### [Work required]
Which lines in the records below contain the word "Online"? Copy each of them.

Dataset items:
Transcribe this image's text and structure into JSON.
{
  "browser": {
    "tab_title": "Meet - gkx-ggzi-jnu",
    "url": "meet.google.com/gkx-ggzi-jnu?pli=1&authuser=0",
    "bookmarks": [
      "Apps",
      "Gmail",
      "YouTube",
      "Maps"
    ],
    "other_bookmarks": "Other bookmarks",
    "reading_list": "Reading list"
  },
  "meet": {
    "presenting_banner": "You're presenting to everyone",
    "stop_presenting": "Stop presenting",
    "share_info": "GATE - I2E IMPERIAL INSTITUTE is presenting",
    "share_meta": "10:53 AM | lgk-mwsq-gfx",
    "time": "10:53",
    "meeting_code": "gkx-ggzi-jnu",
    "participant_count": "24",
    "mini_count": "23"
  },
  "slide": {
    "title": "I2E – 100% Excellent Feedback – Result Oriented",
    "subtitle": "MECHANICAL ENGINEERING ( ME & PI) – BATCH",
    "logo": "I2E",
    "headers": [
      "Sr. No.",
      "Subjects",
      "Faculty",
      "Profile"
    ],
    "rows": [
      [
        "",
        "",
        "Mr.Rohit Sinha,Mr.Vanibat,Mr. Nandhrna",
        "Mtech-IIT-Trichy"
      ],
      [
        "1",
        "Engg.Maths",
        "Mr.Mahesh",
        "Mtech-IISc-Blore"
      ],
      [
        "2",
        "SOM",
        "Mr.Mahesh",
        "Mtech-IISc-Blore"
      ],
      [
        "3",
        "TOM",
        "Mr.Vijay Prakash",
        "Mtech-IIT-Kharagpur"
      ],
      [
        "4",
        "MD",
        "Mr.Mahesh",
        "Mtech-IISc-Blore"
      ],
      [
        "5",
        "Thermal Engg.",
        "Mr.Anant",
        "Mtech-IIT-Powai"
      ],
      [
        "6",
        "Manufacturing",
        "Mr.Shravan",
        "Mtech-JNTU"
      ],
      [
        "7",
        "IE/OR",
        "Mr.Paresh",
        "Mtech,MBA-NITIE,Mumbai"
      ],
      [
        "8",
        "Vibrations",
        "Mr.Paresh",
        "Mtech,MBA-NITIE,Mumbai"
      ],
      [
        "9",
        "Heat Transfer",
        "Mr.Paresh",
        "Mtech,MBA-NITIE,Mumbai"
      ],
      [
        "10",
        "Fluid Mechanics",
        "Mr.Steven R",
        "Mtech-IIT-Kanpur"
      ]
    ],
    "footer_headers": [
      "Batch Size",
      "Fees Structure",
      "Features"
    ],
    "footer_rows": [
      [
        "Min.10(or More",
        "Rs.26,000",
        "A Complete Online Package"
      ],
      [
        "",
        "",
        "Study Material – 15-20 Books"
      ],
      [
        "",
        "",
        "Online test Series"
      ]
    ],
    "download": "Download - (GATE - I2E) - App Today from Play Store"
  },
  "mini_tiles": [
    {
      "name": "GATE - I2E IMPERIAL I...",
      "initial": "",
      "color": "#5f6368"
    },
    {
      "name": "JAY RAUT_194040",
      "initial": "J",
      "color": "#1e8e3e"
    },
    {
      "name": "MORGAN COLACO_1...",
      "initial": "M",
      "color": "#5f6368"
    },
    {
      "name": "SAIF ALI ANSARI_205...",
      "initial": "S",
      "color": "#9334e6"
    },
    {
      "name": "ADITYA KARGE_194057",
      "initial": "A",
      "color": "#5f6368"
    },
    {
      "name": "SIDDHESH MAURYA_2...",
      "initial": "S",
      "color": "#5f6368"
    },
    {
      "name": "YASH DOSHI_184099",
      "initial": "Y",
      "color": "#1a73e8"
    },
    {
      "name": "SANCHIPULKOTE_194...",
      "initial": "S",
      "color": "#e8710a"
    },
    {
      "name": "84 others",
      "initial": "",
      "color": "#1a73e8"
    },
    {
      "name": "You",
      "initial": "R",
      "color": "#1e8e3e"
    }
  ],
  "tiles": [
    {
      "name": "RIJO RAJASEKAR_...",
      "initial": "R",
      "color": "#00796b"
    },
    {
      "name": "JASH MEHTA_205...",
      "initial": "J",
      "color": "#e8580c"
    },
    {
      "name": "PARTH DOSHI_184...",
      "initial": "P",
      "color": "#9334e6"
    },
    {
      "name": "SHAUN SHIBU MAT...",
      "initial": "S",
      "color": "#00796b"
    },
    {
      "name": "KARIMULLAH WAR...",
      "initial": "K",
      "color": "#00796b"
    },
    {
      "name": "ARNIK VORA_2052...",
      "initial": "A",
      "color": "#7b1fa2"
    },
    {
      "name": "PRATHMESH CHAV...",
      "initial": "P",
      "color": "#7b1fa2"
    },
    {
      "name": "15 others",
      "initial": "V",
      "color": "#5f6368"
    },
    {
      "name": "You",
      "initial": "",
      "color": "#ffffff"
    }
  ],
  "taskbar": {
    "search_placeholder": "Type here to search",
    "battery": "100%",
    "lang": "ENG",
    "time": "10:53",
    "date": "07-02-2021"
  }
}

### [Answer for the task]
        "A Complete Online Package"
        "Online test Series"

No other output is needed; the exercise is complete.